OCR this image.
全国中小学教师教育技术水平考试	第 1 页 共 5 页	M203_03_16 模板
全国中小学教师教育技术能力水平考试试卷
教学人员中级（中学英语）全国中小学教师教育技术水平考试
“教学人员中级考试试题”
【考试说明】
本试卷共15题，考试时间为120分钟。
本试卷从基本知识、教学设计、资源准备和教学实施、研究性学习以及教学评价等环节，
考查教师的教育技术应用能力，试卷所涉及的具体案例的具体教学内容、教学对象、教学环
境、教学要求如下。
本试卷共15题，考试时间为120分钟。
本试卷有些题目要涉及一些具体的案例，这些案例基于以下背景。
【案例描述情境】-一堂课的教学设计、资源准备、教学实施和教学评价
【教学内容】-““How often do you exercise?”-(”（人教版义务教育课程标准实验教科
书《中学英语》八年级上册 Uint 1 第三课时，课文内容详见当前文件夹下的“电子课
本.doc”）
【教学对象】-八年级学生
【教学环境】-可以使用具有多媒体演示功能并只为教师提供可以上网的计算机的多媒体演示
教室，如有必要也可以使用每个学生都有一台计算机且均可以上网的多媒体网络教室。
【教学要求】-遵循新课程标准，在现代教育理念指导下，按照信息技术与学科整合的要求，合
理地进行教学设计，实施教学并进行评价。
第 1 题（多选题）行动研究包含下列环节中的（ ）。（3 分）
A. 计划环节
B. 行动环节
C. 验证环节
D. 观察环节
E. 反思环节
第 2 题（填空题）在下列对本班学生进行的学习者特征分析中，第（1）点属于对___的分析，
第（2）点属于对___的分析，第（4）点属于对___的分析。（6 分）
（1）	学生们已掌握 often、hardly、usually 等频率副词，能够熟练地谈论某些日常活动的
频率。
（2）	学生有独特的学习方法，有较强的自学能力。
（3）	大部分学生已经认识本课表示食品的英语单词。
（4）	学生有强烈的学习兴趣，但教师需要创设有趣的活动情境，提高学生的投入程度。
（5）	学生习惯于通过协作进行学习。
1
--------------------
Exercise directions:
Write the data back out verbatim.

Full response:
OCR this image.
全国中小学教师教育技术水平考试	第 1 页 共 5 页	M203_03_16 模板
全国中小学教师教育技术能力水平考试试卷
教学人员中级（中学英语）全国中小学教师教育技术水平考试
“教学人员中级考试试题”
【考试说明】
本试卷共15题，考试时间为120分钟。
本试卷从基本知识、教学设计、资源准备和教学实施、研究性学习以及教学评价等环节，
考查教师的教育技术应用能力，试卷所涉及的具体案例的具体教学内容、教学对象、教学环
境、教学要求如下。
本试卷共15题，考试时间为120分钟。
本试卷有些题目要涉及一些具体的案例，这些案例基于以下背景。
【案例描述情境】-一堂课的教学设计、资源准备、教学实施和教学评价
【教学内容】-““How often do you exercise?”-(”（人教版义务教育课程标准实验教科
书《中学英语》八年级上册 Uint 1 第三课时，课文内容详见当前文件夹下的“电子课
本.doc”）
【教学对象】-八年级学生
【教学环境】-可以使用具有多媒体演示功能并只为教师提供可以上网的计算机的多媒体演示
教室，如有必要也可以使用每个学生都有一台计算机且均可以上网的多媒体网络教室。
【教学要求】-遵循新课程标准，在现代教育理念指导下，按照信息技术与学科整合的要求，合
理地进行教学设计，实施教学并进行评价。
第 1 题（多选题）行动研究包含下列环节中的（ ）。（3 分）
A. 计划环节
B. 行动环节
C. 验证环节
D. 观察环节
E. 反思环节
第 2 题（填空题）在下列对本班学生进行的学习者特征分析中，第（1）点属于对___的分析，
第（2）点属于对___的分析，第（4）点属于对___的分析。（6 分）
（1）	学生们已掌握 often、hardly、usually 等频率副词，能够熟练地谈论某些日常活动的
频率。
（2）	学生有独特的学习方法，有较强的自学能力。
（3）	大部分学生已经认识本课表示食品的英语单词。
（4）	学生有强烈的学习兴趣，但教师需要创设有趣的活动情境，提高学生的投入程度。
（5）	学生习惯于通过协作进行学习。
1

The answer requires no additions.